= GOAL OF THE EXERCISE =
Track down every line below that holds "dzień" and copy it.

= RECORDS PROVIDED =
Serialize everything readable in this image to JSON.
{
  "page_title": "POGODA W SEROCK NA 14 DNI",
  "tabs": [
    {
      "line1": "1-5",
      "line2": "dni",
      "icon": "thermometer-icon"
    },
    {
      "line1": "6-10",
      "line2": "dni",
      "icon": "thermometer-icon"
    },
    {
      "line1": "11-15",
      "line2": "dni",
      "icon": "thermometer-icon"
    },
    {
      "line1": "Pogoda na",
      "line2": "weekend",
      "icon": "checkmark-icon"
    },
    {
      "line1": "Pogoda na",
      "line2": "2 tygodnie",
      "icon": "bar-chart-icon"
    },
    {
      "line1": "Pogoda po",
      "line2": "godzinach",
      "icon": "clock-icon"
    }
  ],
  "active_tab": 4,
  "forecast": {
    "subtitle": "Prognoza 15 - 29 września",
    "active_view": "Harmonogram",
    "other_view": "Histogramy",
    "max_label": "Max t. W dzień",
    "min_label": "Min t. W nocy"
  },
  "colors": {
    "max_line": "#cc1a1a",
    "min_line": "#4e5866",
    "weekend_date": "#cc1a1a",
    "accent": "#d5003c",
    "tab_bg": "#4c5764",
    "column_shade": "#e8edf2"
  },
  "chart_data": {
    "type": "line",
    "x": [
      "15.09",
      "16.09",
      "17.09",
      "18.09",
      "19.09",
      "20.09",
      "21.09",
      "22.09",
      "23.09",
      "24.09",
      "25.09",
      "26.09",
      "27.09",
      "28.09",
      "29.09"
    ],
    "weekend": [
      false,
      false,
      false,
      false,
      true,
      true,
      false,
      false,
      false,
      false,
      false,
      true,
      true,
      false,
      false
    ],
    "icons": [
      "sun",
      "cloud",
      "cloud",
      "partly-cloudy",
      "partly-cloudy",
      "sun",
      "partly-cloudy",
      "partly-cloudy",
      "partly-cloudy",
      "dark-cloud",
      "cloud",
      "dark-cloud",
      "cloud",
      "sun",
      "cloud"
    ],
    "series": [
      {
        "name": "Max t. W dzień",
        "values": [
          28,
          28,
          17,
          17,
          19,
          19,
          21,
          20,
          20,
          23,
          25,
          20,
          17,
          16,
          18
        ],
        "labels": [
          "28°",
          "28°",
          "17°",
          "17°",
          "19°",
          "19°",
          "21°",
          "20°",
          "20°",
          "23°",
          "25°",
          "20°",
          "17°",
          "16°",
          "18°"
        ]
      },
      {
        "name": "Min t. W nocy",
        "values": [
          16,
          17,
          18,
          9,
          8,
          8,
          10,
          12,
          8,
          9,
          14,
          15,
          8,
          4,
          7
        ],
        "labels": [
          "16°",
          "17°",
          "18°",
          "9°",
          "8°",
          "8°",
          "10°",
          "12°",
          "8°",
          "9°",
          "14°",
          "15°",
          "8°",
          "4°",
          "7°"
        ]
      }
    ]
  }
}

= COMPLETED TASK =
    "max_label": "Max t. W dzień",
        "name": "Max t. W dzień",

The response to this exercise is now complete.